• Extract provided:

*** Begin section ***

There's no way to imagine just how awkward the rest of the car ride was after using the restroom and returning to the now-silent and very entitled boyfriend, still stuck in a traffic jam.
But fortunately for the OP, she learned something vital about her relationship during a moment that should have been a total non-issue.
By being concerned about this and expecting the OP to prioritize her ex's pride over her comfort, safety, and cleanliness, her ex told her everything she needed to know.

*** End section ***

• Your goal:
In the car ride excerpt, what did the ex expect the OP to put ahead of her comfort, safety, and cleanliness? The lines after this have no connection to the car ride excerpt.

• Provided information:
*** Begin section ***

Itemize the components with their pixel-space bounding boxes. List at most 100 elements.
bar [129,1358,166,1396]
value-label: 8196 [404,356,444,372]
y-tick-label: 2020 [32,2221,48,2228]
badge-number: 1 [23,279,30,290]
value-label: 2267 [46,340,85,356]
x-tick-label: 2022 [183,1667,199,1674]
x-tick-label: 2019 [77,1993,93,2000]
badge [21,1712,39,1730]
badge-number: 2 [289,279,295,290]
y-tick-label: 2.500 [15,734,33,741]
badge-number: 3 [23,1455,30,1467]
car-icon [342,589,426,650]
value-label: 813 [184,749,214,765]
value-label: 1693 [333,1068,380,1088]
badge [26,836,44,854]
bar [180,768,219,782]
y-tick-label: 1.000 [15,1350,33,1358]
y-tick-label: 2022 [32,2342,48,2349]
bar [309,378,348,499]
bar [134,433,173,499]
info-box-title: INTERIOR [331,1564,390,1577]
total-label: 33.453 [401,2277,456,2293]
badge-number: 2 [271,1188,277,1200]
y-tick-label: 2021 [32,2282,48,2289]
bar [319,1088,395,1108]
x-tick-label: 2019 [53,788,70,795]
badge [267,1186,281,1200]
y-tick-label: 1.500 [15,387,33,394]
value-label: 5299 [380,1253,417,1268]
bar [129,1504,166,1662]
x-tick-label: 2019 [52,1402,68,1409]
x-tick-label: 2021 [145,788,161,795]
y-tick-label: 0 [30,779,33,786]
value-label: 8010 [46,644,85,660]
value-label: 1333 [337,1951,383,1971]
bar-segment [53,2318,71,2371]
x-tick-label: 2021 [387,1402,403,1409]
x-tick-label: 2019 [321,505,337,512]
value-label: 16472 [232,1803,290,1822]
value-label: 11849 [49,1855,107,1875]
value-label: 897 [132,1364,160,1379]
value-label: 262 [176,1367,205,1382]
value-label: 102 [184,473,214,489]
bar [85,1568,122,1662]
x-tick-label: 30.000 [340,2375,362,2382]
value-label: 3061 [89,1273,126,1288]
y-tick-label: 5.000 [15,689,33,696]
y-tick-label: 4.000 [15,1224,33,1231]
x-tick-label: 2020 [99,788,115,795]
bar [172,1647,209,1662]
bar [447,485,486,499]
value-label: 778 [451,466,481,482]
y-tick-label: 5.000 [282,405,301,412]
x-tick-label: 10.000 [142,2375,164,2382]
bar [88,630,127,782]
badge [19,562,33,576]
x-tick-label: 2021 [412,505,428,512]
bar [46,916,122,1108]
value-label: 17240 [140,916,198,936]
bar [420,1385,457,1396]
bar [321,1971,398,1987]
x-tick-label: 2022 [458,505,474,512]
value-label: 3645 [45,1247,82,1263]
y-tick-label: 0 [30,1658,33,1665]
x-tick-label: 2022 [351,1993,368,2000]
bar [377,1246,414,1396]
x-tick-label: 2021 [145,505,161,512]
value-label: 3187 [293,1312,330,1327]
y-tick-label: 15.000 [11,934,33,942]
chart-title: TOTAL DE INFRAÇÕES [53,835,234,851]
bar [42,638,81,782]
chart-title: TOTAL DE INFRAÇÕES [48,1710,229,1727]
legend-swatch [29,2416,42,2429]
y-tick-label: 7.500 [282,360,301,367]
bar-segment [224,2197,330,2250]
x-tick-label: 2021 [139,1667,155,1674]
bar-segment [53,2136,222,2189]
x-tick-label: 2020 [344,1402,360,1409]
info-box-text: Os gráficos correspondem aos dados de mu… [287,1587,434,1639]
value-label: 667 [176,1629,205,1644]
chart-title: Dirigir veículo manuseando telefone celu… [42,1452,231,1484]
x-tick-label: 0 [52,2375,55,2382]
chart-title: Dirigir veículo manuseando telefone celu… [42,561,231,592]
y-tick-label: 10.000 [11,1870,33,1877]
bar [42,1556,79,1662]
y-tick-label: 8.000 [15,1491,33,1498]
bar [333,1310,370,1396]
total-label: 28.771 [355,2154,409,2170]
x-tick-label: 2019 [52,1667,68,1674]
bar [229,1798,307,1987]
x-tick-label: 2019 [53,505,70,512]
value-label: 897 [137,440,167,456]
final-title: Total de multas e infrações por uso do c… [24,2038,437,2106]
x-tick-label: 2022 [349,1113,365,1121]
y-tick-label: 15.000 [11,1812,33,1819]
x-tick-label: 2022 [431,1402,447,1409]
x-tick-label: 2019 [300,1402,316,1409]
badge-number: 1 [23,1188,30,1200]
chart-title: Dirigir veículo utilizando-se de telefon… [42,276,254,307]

*** End section ***

• Response:
His own pride.